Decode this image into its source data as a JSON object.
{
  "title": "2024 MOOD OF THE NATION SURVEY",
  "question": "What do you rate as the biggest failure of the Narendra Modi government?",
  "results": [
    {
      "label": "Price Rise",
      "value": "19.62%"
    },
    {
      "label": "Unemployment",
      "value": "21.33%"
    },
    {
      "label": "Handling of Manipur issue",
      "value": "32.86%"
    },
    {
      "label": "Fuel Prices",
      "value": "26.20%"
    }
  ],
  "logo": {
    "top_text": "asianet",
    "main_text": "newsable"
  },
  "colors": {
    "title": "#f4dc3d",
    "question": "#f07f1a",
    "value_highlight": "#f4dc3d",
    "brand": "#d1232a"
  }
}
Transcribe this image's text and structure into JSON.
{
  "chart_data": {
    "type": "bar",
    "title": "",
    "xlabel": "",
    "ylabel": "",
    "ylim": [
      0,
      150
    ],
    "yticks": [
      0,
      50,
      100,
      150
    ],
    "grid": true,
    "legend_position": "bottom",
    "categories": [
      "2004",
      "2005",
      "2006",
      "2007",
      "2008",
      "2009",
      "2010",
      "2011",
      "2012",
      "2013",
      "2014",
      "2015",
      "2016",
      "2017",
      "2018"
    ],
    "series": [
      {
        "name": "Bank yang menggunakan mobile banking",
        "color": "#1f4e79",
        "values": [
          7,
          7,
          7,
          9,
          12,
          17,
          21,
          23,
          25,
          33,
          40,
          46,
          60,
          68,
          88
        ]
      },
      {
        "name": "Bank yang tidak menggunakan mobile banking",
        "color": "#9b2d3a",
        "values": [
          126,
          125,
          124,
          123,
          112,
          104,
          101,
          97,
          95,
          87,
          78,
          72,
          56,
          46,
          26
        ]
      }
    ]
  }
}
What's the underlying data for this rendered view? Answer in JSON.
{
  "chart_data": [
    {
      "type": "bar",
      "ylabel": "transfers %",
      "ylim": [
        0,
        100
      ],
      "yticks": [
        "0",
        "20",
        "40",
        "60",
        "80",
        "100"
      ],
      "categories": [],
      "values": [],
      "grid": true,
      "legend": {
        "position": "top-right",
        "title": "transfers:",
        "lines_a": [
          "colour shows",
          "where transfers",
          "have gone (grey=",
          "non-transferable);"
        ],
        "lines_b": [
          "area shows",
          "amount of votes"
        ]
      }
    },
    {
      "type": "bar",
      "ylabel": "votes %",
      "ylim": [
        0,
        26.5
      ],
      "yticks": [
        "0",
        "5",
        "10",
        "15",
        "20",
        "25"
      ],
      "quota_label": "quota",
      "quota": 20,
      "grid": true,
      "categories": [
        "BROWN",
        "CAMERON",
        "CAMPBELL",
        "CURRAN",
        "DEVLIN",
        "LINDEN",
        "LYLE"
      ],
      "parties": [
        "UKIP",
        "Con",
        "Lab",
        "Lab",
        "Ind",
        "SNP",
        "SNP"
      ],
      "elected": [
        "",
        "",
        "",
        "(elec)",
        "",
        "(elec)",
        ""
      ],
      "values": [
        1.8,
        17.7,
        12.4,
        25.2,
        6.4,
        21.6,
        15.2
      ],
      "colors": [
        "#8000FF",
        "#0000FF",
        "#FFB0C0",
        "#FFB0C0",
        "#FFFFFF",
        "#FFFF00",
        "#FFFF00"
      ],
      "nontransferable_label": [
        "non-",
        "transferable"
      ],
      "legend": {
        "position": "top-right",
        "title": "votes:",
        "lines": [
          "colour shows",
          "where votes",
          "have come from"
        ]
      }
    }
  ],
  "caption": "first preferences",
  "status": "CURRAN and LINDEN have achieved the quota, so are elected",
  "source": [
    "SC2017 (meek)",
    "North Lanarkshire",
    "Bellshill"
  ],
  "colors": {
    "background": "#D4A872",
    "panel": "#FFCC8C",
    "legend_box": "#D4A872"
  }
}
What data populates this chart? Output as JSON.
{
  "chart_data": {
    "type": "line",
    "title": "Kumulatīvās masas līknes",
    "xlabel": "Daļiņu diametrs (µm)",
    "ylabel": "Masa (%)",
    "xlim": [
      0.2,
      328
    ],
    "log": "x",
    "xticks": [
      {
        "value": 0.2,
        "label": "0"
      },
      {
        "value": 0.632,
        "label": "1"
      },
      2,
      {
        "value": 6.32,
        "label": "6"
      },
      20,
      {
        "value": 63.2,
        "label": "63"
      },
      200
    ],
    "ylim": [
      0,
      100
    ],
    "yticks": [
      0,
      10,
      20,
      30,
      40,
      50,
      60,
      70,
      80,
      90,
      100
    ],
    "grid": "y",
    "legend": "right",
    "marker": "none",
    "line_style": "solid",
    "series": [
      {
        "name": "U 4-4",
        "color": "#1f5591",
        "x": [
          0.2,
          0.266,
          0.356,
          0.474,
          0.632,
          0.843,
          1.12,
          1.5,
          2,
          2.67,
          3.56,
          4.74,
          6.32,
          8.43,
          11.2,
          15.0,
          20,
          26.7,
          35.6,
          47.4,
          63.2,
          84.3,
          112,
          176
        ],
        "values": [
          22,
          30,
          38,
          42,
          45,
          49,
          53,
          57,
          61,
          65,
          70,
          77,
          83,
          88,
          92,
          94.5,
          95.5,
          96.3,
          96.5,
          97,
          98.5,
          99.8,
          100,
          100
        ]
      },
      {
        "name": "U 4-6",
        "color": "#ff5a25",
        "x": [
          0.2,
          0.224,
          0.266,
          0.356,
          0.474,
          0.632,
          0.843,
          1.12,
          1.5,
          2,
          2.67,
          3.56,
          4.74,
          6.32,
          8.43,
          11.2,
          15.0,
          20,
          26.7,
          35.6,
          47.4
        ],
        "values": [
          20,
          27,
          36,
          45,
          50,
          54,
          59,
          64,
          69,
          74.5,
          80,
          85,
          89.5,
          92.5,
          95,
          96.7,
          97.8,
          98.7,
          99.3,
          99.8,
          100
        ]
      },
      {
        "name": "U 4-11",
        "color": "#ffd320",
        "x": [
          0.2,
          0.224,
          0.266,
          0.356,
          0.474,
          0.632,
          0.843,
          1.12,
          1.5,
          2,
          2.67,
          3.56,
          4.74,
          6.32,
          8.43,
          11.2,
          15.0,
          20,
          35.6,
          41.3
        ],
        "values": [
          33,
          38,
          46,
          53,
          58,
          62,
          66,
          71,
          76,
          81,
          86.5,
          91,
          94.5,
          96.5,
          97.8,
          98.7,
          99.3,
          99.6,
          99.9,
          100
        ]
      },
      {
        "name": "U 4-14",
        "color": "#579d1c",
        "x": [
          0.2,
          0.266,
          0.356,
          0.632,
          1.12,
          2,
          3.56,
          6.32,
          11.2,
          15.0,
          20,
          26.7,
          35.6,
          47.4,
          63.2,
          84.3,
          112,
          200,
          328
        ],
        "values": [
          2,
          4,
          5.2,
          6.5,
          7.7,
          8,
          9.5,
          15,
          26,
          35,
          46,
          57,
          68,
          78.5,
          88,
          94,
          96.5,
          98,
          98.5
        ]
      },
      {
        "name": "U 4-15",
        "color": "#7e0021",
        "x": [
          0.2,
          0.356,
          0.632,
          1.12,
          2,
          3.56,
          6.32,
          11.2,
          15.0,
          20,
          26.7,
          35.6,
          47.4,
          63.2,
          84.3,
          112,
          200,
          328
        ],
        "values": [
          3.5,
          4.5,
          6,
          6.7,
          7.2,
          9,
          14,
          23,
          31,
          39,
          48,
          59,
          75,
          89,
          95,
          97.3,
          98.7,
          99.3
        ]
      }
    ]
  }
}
^^^^^^^^
▶ _Set task_
Restate each record exactly as written.

▶ _Answer to the task_
Decode this image into its source data as a JSON object.
{
  "title": "2024 MOOD OF THE NATION SURVEY",
  "question": "What do you rate as the biggest failure of the Narendra Modi government?",
  "results": [
    {
      "label": "Price Rise",
      "value": "19.62%"
    },
    {
      "label": "Unemployment",
      "value": "21.33%"
    },
    {
      "label": "Handling of Manipur issue",
      "value": "32.86%"
    },
    {
      "label": "Fuel Prices",
      "value": "26.20%"
    }
  ],
  "logo": {
    "top_text": "asianet",
    "main_text": "newsable"
  },
  "colors": {
    "title": "#f4dc3d",
    "question": "#f07f1a",
    "value_highlight": "#f4dc3d",
    "brand": "#d1232a"
  }
}
Transcribe this image's text and structure into JSON.
{
  "chart_data": {
    "type": "bar",
    "title": "",
    "xlabel": "",
    "ylabel": "",
    "ylim": [
      0,
      150
    ],
    "yticks": [
      0,
      50,
      100,
      150
    ],
    "grid": true,
    "legend_position": "bottom",
    "categories": [
      "2004",
      "2005",
      "2006",
      "2007",
      "2008",
      "2009",
      "2010",
      "2011",
      "2012",
      "2013",
      "2014",
      "2015",
      "2016",
      "2017",
      "2018"
    ],
    "series": [
      {
        "name": "Bank yang menggunakan mobile banking",
        "color": "#1f4e79",
        "values": [
          7,
          7,
          7,
          9,
          12,
          17,
          21,
          23,
          25,
          33,
          40,
          46,
          60,
          68,
          88
        ]
      },
      {
        "name": "Bank yang tidak menggunakan mobile banking",
        "color": "#9b2d3a",
        "values": [
          126,
          125,
          124,
          123,
          112,
          104,
          101,
          97,
          95,
          87,
          78,
          72,
          56,
          46,
          26
        ]
      }
    ]
  }
}
What's the underlying data for this rendered view? Answer in JSON.
{
  "chart_data": [
    {
      "type": "bar",
      "ylabel": "transfers %",
      "ylim": [
        0,
        100
      ],
      "yticks": [
        "0",
        "20",
        "40",
        "60",
        "80",
        "100"
      ],
      "categories": [],
      "values": [],
      "grid": true,
      "legend": {
        "position": "top-right",
        "title": "transfers:",
        "lines_a": [
          "colour shows",
          "where transfers",
          "have gone (grey=",
          "non-transferable);"
        ],
        "lines_b": [
          "area shows",
          "amount of votes"
        ]
      }
    },
    {
      "type": "bar",
      "ylabel": "votes %",
      "ylim": [
        0,
        26.5
      ],
      "yticks": [
        "0",
        "5",
        "10",
        "15",
        "20",
        "25"
      ],
      "quota_label": "quota",
      "quota": 20,
      "grid": true,
      "categories": [
        "BROWN",
        "CAMERON",
        "CAMPBELL",
        "CURRAN",
        "DEVLIN",
        "LINDEN",
        "LYLE"
      ],
      "parties": [
        "UKIP",
        "Con",
        "Lab",
        "Lab",
        "Ind",
        "SNP",
        "SNP"
      ],
      "elected": [
        "",
        "",
        "",
        "(elec)",
        "",
        "(elec)",
        ""
      ],
      "values": [
        1.8,
        17.7,
        12.4,
        25.2,
        6.4,
        21.6,
        15.2
      ],
      "colors": [
        "#8000FF",
        "#0000FF",
        "#FFB0C0",
        "#FFB0C0",
        "#FFFFFF",
        "#FFFF00",
        "#FFFF00"
      ],
      "nontransferable_label": [
        "non-",
        "transferable"
      ],
      "legend": {
        "position": "top-right",
        "title": "votes:",
        "lines": [
          "colour shows",
          "where votes",
          "have come from"
        ]
      }
    }
  ],
  "caption": "first preferences",
  "status": "CURRAN and LINDEN have achieved the quota, so are elected",
  "source": [
    "SC2017 (meek)",
    "North Lanarkshire",
    "Bellshill"
  ],
  "colors": {
    "background": "#D4A872",
    "panel": "#FFCC8C",
    "legend_box": "#D4A872"
  }
}
What data populates this chart? Output as JSON.
{
  "chart_data": {
    "type": "line",
    "title": "Kumulatīvās masas līknes",
    "xlabel": "Daļiņu diametrs (µm)",
    "ylabel": "Masa (%)",
    "xlim": [
      0.2,
      328
    ],
    "log": "x",
    "xticks": [
      {
        "value": 0.2,
        "label": "0"
      },
      {
        "value": 0.632,
        "label": "1"
      },
      2,
      {
        "value": 6.32,
        "label": "6"
      },
      20,
      {
        "value": 63.2,
        "label": "63"
      },
      200
    ],
    "ylim": [
      0,
      100
    ],
    "yticks": [
      0,
      10,
      20,
      30,
      40,
      50,
      60,
      70,
      80,
      90,
      100
    ],
    "grid": "y",
    "legend": "right",
    "marker": "none",
    "line_style": "solid",
    "series": [
      {
        "name": "U 4-4",
        "color": "#1f5591",
        "x": [
          0.2,
          0.266,
          0.356,
          0.474,
          0.632,
          0.843,
          1.12,
          1.5,
          2,
          2.67,
          3.56,
          4.74,
          6.32,
          8.43,
          11.2,
          15.0,
          20,
          26.7,
          35.6,
          47.4,
          63.2,
          84.3,
          112,
          176
        ],
        "values": [
          22,
          30,
          38,
          42,
          45,
          49,
          53,
          57,
          61,
          65,
          70,
          77,
          83,
          88,
          92,
          94.5,
          95.5,
          96.3,
          96.5,
          97,
          98.5,
          99.8,
          100,
          100
        ]
      },
      {
        "name": "U 4-6",
        "color": "#ff5a25",
        "x": [
          0.2,
          0.224,
          0.266,
          0.356,
          0.474,
          0.632,
          0.843,
          1.12,
          1.5,
          2,
          2.67,
          3.56,
          4.74,
          6.32,
          8.43,
          11.2,
          15.0,
          20,
          26.7,
          35.6,
          47.4
        ],
        "values": [
          20,
          27,
          36,
          45,
          50,
          54,
          59,
          64,
          69,
          74.5,
          80,
          85,
          89.5,
          92.5,
          95,
          96.7,
          97.8,
          98.7,
          99.3,
          99.8,
          100
        ]
      },
      {
        "name": "U 4-11",
        "color": "#ffd320",
        "x": [
          0.2,
          0.224,
          0.266,
          0.356,
          0.474,
          0.632,
          0.843,
          1.12,
          1.5,
          2,
          2.67,
          3.56,
          4.74,
          6.32,
          8.43,
          11.2,
          15.0,
          20,
          35.6,
          41.3
        ],
        "values": [
          33,
          38,
          46,
          53,
          58,
          62,
          66,
          71,
          76,
          81,
          86.5,
          91,
          94.5,
          96.5,
          97.8,
          98.7,
          99.3,
          99.6,
          99.9,
          100
        ]
      },
      {
        "name": "U 4-14",
        "color": "#579d1c",
        "x": [
          0.2,
          0.266,
          0.356,
          0.632,
          1.12,
          2,
          3.56,
          6.32,
          11.2,
          15.0,
          20,
          26.7,
          35.6,
          47.4,
          63.2,
          84.3,
          112,
          200,
          328
        ],
        "values": [
          2,
          4,
          5.2,
          6.5,
          7.7,
          8,
          9.5,
          15,
          26,
          35,
          46,
          57,
          68,
          78.5,
          88,
          94,
          96.5,
          98,
          98.5
        ]
      },
      {
        "name": "U 4-15",
        "color": "#7e0021",
        "x": [
          0.2,
          0.356,
          0.632,
          1.12,
          2,
          3.56,
          6.32,
          11.2,
          15.0,
          20,
          26.7,
          35.6,
          47.4,
          63.2,
          84.3,
          112,
          200,
          328
        ],
        "values": [
          3.5,
          4.5,
          6,
          6.7,
          7.2,
          9,
          14,
          23,
          31,
          39,
          48,
          59,
          75,
          89,
          95,
          97.3,
          98.7,
          99.3
        ]
      }
    ]
  }
}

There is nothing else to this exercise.